• Brief
Comb through the entries for "tires" and pull out each line that holds it.

-- Start of Records supplied --

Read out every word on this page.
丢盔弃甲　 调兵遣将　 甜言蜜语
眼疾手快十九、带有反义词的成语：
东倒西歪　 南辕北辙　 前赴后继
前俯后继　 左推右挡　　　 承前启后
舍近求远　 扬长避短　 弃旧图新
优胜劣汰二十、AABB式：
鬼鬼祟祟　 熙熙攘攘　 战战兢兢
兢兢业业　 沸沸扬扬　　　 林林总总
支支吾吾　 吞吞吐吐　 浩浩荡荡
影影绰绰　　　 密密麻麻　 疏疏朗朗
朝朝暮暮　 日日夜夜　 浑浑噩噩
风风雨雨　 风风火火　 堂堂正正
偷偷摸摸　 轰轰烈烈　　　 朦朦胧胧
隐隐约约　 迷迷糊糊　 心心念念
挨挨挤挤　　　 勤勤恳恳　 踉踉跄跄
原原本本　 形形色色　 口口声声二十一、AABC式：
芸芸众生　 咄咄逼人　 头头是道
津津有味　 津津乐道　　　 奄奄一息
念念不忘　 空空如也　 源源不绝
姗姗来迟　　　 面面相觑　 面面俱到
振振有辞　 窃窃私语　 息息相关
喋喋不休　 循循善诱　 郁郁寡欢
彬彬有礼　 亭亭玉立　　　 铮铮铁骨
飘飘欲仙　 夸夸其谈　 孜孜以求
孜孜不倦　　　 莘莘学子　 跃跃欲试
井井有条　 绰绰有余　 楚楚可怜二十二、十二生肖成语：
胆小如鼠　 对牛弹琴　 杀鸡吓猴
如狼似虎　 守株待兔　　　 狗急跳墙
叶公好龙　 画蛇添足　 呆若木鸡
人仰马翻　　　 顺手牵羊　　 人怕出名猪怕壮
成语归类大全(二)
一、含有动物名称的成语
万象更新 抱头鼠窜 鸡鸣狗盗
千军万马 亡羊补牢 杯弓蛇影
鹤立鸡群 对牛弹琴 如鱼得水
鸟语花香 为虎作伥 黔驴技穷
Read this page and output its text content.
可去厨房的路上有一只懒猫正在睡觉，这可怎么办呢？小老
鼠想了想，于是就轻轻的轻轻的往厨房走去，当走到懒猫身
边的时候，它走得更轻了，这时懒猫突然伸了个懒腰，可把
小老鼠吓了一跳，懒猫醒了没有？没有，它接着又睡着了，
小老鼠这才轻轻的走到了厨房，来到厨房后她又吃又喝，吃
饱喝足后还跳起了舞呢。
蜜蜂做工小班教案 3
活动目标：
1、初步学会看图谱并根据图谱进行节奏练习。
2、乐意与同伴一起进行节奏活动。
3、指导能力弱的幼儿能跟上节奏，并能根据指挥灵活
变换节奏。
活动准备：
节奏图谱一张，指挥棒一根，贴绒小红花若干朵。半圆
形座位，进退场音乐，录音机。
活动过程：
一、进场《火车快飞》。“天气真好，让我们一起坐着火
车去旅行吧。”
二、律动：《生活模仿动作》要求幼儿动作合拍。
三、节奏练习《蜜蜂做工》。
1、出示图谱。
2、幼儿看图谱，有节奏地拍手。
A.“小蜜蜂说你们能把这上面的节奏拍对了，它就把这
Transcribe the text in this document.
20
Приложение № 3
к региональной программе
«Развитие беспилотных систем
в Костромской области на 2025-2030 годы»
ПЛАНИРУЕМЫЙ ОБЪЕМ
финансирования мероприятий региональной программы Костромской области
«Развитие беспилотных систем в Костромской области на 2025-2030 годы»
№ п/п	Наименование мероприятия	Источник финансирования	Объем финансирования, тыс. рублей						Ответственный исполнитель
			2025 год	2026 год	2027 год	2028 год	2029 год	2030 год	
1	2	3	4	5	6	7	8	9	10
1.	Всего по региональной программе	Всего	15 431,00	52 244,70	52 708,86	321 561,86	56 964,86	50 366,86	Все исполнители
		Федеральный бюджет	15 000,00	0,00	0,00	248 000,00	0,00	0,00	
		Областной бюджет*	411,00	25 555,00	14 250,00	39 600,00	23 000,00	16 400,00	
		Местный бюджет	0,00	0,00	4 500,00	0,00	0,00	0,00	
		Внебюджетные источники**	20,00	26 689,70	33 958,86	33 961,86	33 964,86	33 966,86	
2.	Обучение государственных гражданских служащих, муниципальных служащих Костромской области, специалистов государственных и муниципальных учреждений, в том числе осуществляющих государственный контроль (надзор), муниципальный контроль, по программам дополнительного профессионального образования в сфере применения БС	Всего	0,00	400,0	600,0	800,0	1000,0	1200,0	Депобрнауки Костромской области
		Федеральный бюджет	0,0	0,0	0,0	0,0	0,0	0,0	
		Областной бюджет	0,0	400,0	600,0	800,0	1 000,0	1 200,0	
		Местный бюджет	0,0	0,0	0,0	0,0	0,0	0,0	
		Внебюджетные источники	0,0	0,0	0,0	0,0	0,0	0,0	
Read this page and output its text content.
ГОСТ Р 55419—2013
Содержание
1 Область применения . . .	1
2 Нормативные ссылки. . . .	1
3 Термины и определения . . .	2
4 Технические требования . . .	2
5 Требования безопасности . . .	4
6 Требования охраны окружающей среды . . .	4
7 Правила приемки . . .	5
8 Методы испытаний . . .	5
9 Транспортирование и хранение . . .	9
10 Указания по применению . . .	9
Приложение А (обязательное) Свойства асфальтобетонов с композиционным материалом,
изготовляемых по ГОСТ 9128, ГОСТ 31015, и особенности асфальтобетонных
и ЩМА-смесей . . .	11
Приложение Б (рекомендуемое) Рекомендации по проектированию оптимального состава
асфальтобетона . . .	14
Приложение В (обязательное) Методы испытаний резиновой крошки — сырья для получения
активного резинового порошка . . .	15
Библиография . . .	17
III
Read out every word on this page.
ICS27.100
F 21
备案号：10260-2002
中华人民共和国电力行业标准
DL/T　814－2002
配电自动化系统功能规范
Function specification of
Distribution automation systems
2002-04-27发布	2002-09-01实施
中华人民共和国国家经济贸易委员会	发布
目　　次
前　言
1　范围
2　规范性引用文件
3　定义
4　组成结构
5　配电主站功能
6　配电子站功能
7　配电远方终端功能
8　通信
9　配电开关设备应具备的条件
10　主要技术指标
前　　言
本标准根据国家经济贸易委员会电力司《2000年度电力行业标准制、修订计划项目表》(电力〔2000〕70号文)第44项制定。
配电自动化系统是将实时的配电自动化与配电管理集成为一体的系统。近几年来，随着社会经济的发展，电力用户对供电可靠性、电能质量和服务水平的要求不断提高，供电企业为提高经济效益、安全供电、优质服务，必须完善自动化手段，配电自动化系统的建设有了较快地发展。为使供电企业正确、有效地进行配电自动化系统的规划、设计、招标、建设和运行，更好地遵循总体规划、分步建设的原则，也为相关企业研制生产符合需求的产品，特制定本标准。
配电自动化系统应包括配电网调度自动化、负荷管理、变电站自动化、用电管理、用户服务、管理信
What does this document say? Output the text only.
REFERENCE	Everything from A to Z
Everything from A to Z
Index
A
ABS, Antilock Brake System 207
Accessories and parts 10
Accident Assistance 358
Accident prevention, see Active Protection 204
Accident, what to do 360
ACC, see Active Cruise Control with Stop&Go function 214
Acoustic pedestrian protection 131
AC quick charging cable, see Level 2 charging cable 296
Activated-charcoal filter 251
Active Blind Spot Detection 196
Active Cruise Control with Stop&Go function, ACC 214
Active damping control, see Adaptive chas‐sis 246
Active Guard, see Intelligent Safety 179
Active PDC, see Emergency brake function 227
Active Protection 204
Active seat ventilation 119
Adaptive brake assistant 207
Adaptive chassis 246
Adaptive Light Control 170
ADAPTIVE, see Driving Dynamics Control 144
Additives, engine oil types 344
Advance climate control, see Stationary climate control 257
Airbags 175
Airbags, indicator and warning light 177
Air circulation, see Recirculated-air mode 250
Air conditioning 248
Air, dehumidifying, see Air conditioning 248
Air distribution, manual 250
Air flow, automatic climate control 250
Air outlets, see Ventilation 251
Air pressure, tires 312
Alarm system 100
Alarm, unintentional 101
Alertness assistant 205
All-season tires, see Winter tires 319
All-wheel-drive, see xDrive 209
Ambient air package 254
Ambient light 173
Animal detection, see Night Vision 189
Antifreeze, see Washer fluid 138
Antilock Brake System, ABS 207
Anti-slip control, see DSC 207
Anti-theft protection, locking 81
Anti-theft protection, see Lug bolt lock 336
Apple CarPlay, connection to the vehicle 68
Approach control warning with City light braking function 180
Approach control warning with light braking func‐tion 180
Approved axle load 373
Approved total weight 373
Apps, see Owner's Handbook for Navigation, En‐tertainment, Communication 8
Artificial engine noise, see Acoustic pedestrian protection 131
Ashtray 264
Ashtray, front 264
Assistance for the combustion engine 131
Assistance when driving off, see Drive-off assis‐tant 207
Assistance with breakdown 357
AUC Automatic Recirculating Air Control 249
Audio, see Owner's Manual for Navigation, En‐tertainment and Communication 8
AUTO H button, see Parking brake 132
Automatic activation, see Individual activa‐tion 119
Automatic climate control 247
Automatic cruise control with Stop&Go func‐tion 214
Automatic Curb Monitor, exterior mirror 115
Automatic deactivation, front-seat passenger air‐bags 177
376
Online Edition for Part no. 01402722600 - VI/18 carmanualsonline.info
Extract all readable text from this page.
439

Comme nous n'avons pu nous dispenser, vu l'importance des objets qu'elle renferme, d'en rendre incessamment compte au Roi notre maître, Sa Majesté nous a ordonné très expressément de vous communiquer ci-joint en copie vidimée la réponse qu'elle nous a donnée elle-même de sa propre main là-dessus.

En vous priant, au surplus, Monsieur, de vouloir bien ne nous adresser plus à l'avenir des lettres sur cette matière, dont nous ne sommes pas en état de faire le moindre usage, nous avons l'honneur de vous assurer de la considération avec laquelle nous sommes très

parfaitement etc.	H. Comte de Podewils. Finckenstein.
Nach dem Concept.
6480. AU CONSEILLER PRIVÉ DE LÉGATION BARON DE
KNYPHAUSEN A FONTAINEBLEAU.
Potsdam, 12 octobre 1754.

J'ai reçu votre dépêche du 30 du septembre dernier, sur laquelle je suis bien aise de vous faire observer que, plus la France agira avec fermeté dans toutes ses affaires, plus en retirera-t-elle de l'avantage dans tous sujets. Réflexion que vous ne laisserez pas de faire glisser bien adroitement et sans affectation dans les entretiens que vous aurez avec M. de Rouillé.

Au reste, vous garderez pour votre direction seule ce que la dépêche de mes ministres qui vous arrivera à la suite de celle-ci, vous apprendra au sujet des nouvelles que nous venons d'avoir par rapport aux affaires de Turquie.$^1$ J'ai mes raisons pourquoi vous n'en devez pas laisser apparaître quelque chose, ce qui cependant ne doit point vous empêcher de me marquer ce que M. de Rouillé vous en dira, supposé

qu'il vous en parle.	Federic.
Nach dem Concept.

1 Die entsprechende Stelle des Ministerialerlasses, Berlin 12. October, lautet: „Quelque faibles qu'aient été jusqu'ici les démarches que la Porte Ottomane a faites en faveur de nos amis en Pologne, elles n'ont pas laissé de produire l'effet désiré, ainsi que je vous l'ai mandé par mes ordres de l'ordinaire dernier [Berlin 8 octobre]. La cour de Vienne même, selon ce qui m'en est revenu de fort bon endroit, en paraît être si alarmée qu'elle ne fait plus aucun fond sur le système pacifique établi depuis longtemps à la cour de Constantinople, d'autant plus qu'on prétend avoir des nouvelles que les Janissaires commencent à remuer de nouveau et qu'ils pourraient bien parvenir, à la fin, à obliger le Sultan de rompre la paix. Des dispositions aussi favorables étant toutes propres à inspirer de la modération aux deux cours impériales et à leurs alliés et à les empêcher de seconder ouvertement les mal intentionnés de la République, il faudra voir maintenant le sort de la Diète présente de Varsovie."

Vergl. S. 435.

-- End of Records supplied --

• Result
Air pressure, tires 312
All-season tires, see Winter tires 319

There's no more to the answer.